Gather all lines in the entries below that include the word "area".

INPUT:
"""
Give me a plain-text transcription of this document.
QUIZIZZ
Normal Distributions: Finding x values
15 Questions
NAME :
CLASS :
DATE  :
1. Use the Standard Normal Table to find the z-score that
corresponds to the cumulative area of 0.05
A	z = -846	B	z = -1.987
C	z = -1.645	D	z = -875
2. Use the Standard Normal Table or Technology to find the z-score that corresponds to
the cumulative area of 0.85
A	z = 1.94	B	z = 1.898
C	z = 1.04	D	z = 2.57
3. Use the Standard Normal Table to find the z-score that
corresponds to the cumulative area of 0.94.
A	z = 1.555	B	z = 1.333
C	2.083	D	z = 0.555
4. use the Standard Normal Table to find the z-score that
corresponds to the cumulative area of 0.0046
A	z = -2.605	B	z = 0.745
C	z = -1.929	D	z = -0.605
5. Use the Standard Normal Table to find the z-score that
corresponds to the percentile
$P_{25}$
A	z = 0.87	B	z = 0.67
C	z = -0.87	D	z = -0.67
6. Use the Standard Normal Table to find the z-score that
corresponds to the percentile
"""
TASK ANSWER:
corresponds to the cumulative area of 0.05
the cumulative area of 0.85
corresponds to the cumulative area of 0.94.
corresponds to the cumulative area of 0.0046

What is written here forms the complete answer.